## Extracted data

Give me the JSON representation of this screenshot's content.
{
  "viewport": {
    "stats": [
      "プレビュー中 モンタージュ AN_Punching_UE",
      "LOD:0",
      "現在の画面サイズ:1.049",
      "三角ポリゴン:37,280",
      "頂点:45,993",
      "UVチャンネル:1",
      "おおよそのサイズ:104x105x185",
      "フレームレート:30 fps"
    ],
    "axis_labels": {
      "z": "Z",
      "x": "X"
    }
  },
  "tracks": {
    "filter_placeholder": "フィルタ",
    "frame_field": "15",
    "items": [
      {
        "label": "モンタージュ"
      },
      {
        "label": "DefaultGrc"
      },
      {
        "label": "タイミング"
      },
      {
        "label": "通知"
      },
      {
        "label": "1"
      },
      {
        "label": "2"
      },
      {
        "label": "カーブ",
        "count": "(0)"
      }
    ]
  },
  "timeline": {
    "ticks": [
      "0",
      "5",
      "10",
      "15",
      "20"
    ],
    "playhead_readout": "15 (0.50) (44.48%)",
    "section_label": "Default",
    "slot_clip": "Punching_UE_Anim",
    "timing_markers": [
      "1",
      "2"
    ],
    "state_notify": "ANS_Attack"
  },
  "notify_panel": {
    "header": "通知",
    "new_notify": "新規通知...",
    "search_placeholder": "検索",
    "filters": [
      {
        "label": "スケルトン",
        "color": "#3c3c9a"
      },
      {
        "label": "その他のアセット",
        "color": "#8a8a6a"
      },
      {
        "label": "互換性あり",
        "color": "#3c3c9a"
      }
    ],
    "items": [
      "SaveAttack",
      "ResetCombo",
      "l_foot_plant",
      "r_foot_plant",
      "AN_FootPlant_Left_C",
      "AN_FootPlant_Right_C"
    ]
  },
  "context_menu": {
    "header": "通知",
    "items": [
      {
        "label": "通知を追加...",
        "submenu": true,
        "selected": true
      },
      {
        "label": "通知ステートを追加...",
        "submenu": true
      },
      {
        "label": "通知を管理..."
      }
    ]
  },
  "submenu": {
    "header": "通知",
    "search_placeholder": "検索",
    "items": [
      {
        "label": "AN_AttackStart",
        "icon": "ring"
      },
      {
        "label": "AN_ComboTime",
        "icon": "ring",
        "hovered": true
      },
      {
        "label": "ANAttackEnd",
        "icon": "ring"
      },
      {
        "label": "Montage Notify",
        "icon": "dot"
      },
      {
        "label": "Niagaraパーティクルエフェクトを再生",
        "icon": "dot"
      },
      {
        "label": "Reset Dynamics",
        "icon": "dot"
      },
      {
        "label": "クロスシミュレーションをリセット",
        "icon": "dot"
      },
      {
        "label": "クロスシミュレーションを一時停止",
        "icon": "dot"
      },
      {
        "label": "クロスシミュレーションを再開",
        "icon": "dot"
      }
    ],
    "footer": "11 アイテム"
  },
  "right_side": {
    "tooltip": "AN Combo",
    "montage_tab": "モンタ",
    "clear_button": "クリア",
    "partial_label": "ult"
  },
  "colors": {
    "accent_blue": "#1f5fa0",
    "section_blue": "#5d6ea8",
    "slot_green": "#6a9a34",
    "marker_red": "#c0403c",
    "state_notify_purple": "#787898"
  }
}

## Brief
Output all preceding records character for character.

## Output for this exercise
Give me the JSON representation of this screenshot's content.
{
  "viewport": {
    "stats": [
      "プレビュー中 モンタージュ AN_Punching_UE",
      "LOD:0",
      "現在の画面サイズ:1.049",
      "三角ポリゴン:37,280",
      "頂点:45,993",
      "UVチャンネル:1",
      "おおよそのサイズ:104x105x185",
      "フレームレート:30 fps"
    ],
    "axis_labels": {
      "z": "Z",
      "x": "X"
    }
  },
  "tracks": {
    "filter_placeholder": "フィルタ",
    "frame_field": "15",
    "items": [
      {
        "label": "モンタージュ"
      },
      {
        "label": "DefaultGrc"
      },
      {
        "label": "タイミング"
      },
      {
        "label": "通知"
      },
      {
        "label": "1"
      },
      {
        "label": "2"
      },
      {
        "label": "カーブ",
        "count": "(0)"
      }
    ]
  },
  "timeline": {
    "ticks": [
      "0",
      "5",
      "10",
      "15",
      "20"
    ],
    "playhead_readout": "15 (0.50) (44.48%)",
    "section_label": "Default",
    "slot_clip": "Punching_UE_Anim",
    "timing_markers": [
      "1",
      "2"
    ],
    "state_notify": "ANS_Attack"
  },
  "notify_panel": {
    "header": "通知",
    "new_notify": "新規通知...",
    "search_placeholder": "検索",
    "filters": [
      {
        "label": "スケルトン",
        "color": "#3c3c9a"
      },
      {
        "label": "その他のアセット",
        "color": "#8a8a6a"
      },
      {
        "label": "互換性あり",
        "color": "#3c3c9a"
      }
    ],
    "items": [
      "SaveAttack",
      "ResetCombo",
      "l_foot_plant",
      "r_foot_plant",
      "AN_FootPlant_Left_C",
      "AN_FootPlant_Right_C"
    ]
  },
  "context_menu": {
    "header": "通知",
    "items": [
      {
        "label": "通知を追加...",
        "submenu": true,
        "selected": true
      },
      {
        "label": "通知ステートを追加...",
        "submenu": true
      },
      {
        "label": "通知を管理..."
      }
    ]
  },
  "submenu": {
    "header": "通知",
    "search_placeholder": "検索",
    "items": [
      {
        "label": "AN_AttackStart",
        "icon": "ring"
      },
      {
        "label": "AN_ComboTime",
        "icon": "ring",
        "hovered": true
      },
      {
        "label": "ANAttackEnd",
        "icon": "ring"
      },
      {
        "label": "Montage Notify",
        "icon": "dot"
      },
      {
        "label": "Niagaraパーティクルエフェクトを再生",
        "icon": "dot"
      },
      {
        "label": "Reset Dynamics",
        "icon": "dot"
      },
      {
        "label": "クロスシミュレーションをリセット",
        "icon": "dot"
      },
      {
        "label": "クロスシミュレーションを一時停止",
        "icon": "dot"
      },
      {
        "label": "クロスシミュレーションを再開",
        "icon": "dot"
      }
    ],
    "footer": "11 アイテム"
  },
  "right_side": {
    "tooltip": "AN Combo",
    "montage_tab": "モンタ",
    "clear_button": "クリア",
    "partial_label": "ult"
  },
  "colors": {
    "accent_blue": "#1f5fa0",
    "section_blue": "#5d6ea8",
    "slot_green": "#6a9a34",
    "marker_red": "#c0403c",
    "state_notify_purple": "#787898"
  }
}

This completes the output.